● **Problems to work on**:
a - Can you copy out the passage of the CIA interrogation article between "Mr. Holder said he was" and "make them vomit.", inclusive?
b - Could you render the records as a numbered list, from their first line through the line containing "x-tick-label: 30 [428, 545, 454, 574]", inclusive, with blank lines left out?

The decision was a significant blow to the CIA, and Mr. Holder said he would be criticised for undercutting the intelligence agency’s work. He said that he agreed with President Barack Obama’s oft-expressed desire not to get mired in disputes over the policies of the former President, George W. Bush, but that his review of reports on the CIA interrogation programme left him no choice.

“As Attorney-General, my duty is to examine the facts and to follow the law,” Mr. Holder said in a statement. “Given all of the information currently available, it is clear to me that this review is the only responsible course of action for me to take.”

The Attorney-General said his decision to order an inquiry was based in part on the recommendation of the Justice Department’s ethics office, which called for a new review of several interrogation cases.

Mr. Holder said he was also influenced by a 2004 report by the then-CIA Inspector-General, John L. Helgerson, on the agency’s interrogations. The report was released on Monday under a court order in a Freedom of Information Act lawsuit.

Although large portions of the 109-page report are blacked out, it gives new details about a range of abuses inside the CIA’s overseas prisons, including suggestions about sexually assaulting members of a detainee’s family, staging mock executions, intimidation with a handgun and power drill, and blowing cigar and cigarette smoke into prisoners’ faces to make them vomit.

The report found that the interrogations obtained critical information to identify terrorists and stop potential plots and said some imprisoned terrorists provided more information after being exposed to brutal treatment.

But the Inspector-General’s review raised broad questions about the legality, political acceptability and effectiveness of the harshest of the CIA’s methods, including some not authorised by the Justice Department and others that were approved, like the near-drowning technique of water-boarding.

“This review identified concerns about the use of the water-board, specifically whether the risks of its use were justified by the results, whether it has been unnecessarily used in some instances,” the report said, and whether the frequency and volume of water poured over the prisoner’s mouth and nose exceeded the Justice Department’s legal authorisation.

In what appeared to be a response to the Justice Department’s release, the CIA, later on Monday, released previously secret agency reports from 2004 and 2005 that detailed intelligence produced by the interrogation programme.

One of the reports calls the programme “a crucial pillar of U.S. counterterrorism efforts” and describes how interrogations helped unravel a network headed by an Indonesian terrorist known as Hambali. The other report details information elicited from Khalid Shaikh Mohammed, chief planner of the September 11, 2001, attacks, saying it “dramatically expanded our universe of knowledge on al-Qaeda’s plots.”

Those reports, which the former Vice-President, Dick Cheney, had sought to have released earlier this year, do not refer to any specific interrogation methods and do not assess their effectiveness.

● **Entries supplied**:
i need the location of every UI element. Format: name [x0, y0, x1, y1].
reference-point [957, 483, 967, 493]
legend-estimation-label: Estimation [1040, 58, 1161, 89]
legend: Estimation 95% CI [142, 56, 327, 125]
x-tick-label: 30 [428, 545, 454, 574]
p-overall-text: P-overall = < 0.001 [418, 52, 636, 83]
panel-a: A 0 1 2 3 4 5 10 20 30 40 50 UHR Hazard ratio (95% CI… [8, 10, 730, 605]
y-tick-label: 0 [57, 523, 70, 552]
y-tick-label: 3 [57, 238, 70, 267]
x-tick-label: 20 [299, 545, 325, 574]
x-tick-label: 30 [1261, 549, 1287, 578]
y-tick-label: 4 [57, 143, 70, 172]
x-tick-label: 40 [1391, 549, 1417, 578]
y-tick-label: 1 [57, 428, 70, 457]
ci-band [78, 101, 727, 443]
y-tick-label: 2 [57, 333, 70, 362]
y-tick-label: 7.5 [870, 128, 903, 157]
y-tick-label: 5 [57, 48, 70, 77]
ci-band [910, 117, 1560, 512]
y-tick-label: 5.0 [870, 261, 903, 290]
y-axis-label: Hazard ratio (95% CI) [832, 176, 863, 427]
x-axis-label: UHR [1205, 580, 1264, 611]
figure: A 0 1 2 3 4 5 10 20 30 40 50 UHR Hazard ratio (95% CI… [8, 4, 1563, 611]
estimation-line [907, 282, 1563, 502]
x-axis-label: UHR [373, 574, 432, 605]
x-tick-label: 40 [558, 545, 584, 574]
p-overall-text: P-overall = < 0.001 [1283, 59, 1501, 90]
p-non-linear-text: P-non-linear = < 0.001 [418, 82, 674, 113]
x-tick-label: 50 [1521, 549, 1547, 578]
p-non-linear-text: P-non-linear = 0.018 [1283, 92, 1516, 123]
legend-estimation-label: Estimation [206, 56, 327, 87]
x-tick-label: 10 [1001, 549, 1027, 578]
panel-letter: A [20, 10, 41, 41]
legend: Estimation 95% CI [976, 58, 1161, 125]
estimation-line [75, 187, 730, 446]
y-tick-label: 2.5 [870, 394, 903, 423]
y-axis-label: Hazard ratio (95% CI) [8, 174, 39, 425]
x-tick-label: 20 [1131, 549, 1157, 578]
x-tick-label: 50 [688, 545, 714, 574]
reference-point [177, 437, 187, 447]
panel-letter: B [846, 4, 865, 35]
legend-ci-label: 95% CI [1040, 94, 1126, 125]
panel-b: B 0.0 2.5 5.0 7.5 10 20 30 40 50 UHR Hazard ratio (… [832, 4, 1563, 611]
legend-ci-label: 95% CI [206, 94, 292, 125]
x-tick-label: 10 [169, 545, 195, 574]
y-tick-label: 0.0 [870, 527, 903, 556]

● **Response list**:
a -
Mr. Holder said he was also influenced by a 2004 report by the then-CIA Inspector-General, John L. Helgerson, on the agency’s interrogations. The report was released on Monday under a court order in a Freedom of Information Act lawsuit.

Although large portions of the 109-page report are blacked out, it gives new details about a range of abuses inside the CIA’s overseas prisons, including suggestions about sexually assaulting members of a detainee’s family, staging mock executions, intimidation with a handgun and power drill, and blowing cigar and cigarette smoke into prisoners’ faces to make them vomit.

b -
1. i need the location of every UI element. Format: name [x0, y0, x1, y1].
2. reference-point [957, 483, 967, 493]
3. legend-estimation-label: Estimation [1040, 58, 1161, 89]
4. legend: Estimation 95% CI [142, 56, 327, 125]
5. x-tick-label: 30 [428, 545, 454, 574]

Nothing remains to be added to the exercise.